ENTRIES SUPPLIED —
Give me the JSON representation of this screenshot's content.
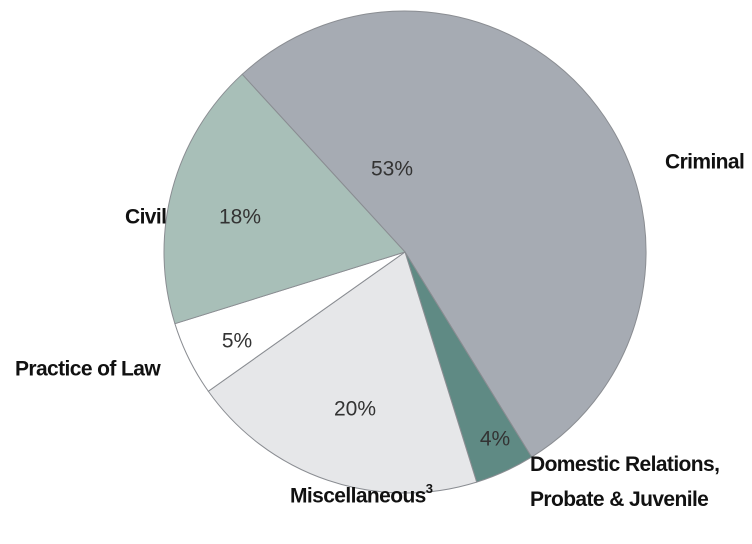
{
  "chart_data": {
    "type": "pie",
    "categories": [
      "Criminal",
      "Domestic Relations, Probate & Juvenile",
      "Miscellaneous",
      "Practice of Law",
      "Civil"
    ],
    "category_notes": [
      null,
      null,
      "3",
      null,
      null
    ],
    "values": [
      53,
      4,
      20,
      5,
      18
    ],
    "value_labels": [
      "53%",
      "4%",
      "20%",
      "5%",
      "18%"
    ],
    "colors": [
      "#a6abb3",
      "#5f8a84",
      "#e6e7e9",
      "#ffffff",
      "#a8bfb8"
    ]
  }
}
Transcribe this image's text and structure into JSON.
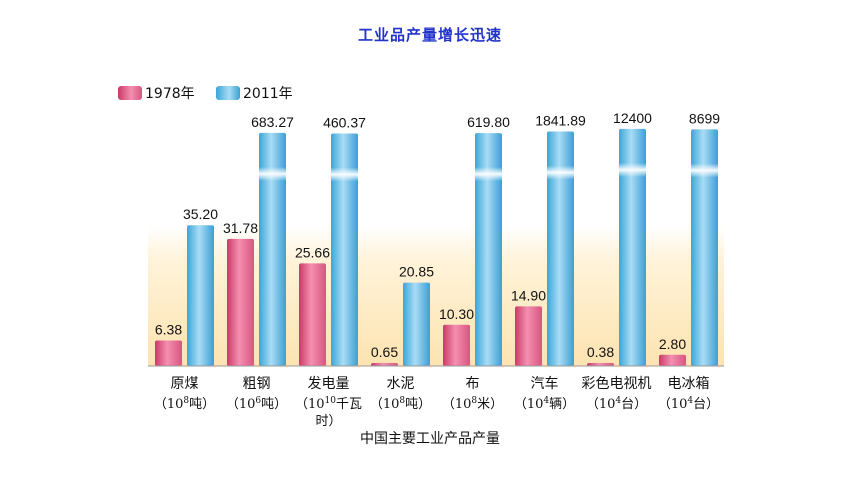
{
  "title": "工业品产量增长迅速",
  "colors": {
    "title": "#2233cc",
    "series_1978": "#e8688f",
    "series_2011": "#4fb6e6",
    "background_band": "#fde6b8"
  },
  "chart_data": {
    "type": "bar",
    "title": "工业品产量增长迅速",
    "xlabel": "中国主要工业产品产量",
    "ylabel": "",
    "axis_break": true,
    "legend_position": "top-left",
    "categories": [
      {
        "name": "原煤",
        "unit_base": "10",
        "unit_exp": "8",
        "unit_suffix": "吨"
      },
      {
        "name": "粗钢",
        "unit_base": "10",
        "unit_exp": "6",
        "unit_suffix": "吨"
      },
      {
        "name": "发电量",
        "unit_base": "10",
        "unit_exp": "10",
        "unit_suffix": "千瓦时"
      },
      {
        "name": "水泥",
        "unit_base": "10",
        "unit_exp": "8",
        "unit_suffix": "吨"
      },
      {
        "name": "布",
        "unit_base": "10",
        "unit_exp": "8",
        "unit_suffix": "米"
      },
      {
        "name": "汽车",
        "unit_base": "10",
        "unit_exp": "4",
        "unit_suffix": "辆"
      },
      {
        "name": "彩色电视机",
        "unit_base": "10",
        "unit_exp": "4",
        "unit_suffix": "台"
      },
      {
        "name": "电冰箱",
        "unit_base": "10",
        "unit_exp": "4",
        "unit_suffix": "台"
      }
    ],
    "series": [
      {
        "name": "1978年",
        "values": [
          6.38,
          31.78,
          25.66,
          0.65,
          10.3,
          14.9,
          0.38,
          2.8
        ],
        "labels": [
          "6.38",
          "31.78",
          "25.66",
          "0.65",
          "10.30",
          "14.90",
          "0.38",
          "2.80"
        ]
      },
      {
        "name": "2011年",
        "values": [
          35.2,
          683.27,
          460.37,
          20.85,
          619.8,
          1841.89,
          12400,
          8699
        ],
        "labels": [
          "35.20",
          "683.27",
          "460.37",
          "20.85",
          "619.80",
          "1841.89",
          "12400",
          "8699"
        ]
      }
    ]
  }
}
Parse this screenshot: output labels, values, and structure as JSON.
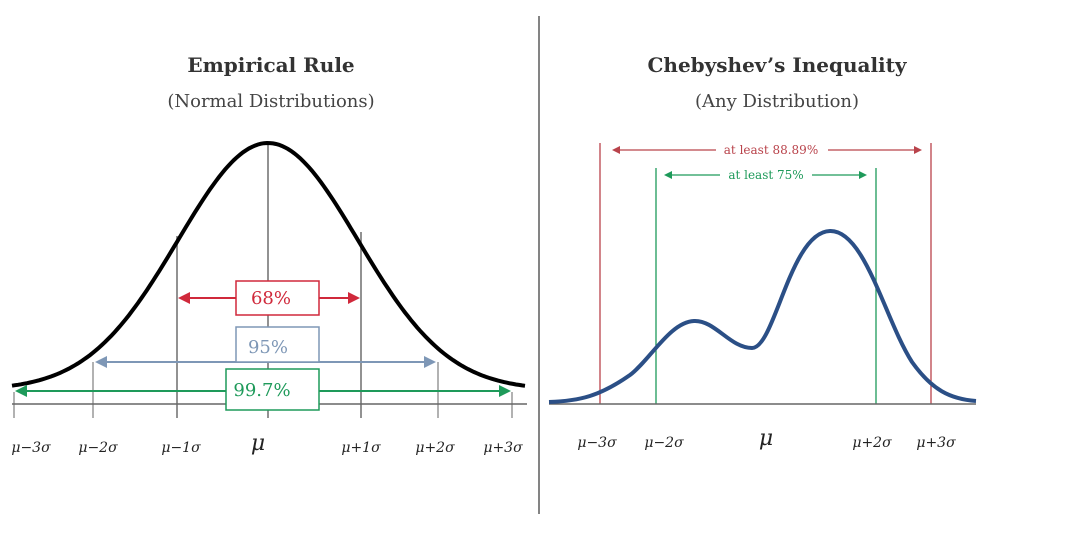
{
  "empirical": {
    "title": "Empirical Rule",
    "subtitle": "(Normal Distributions)",
    "ticks": [
      "μ−3σ",
      "μ−2σ",
      "μ−1σ",
      "μ",
      "μ+1σ",
      "μ+2σ",
      "μ+3σ"
    ],
    "bands": [
      {
        "label": "68%",
        "color": "#d0293b"
      },
      {
        "label": "95%",
        "color": "#7e97b6"
      },
      {
        "label": "99.7%",
        "color": "#1e9a5a"
      }
    ]
  },
  "chebyshev": {
    "title": "Chebyshev’s Inequality",
    "subtitle": "(Any Distribution)",
    "ticks": [
      "μ−3σ",
      "μ−2σ",
      "μ",
      "μ+2σ",
      "μ+3σ"
    ],
    "bands": [
      {
        "label": "at least 88.89%",
        "color": "#b9434b"
      },
      {
        "label": "at least 75%",
        "color": "#1e9a5a"
      }
    ],
    "curve_color": "#2b4f86"
  }
}
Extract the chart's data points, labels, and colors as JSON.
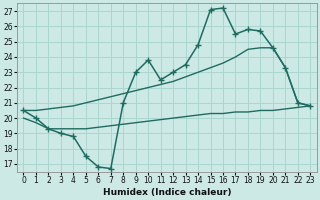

THE TASK — Give back, word for word, the lines from the line that contains "Parse this screenshot: output" through the last line of the records, with no pictures and nothing else.

ANSWER BELOW —
Parse this screenshot: output labels, values, and structure as JSON.
{
  "empirical": {
    "title": "Empirical Rule",
    "subtitle": "(Normal Distributions)",
    "ticks": [
      "μ−3σ",
      "μ−2σ",
      "μ−1σ",
      "μ",
      "μ+1σ",
      "μ+2σ",
      "μ+3σ"
    ],
    "bands": [
      {
        "label": "68%",
        "color": "#d0293b"
      },
      {
        "label": "95%",
        "color": "#7e97b6"
      },
      {
        "label": "99.7%",
        "color": "#1e9a5a"
      }
    ]
  },
  "chebyshev": {
    "title": "Chebyshev’s Inequality",
    "subtitle": "(Any Distribution)",
    "ticks": [
      "μ−3σ",
      "μ−2σ",
      "μ",
      "μ+2σ",
      "μ+3σ"
    ],
    "bands": [
      {
        "label": "at least 88.89%",
        "color": "#b9434b"
      },
      {
        "label": "at least 75%",
        "color": "#1e9a5a"
      }
    ],
    "curve_color": "#2b4f86"
  }
}
Extract the chart's data points, labels, and colors as JSON.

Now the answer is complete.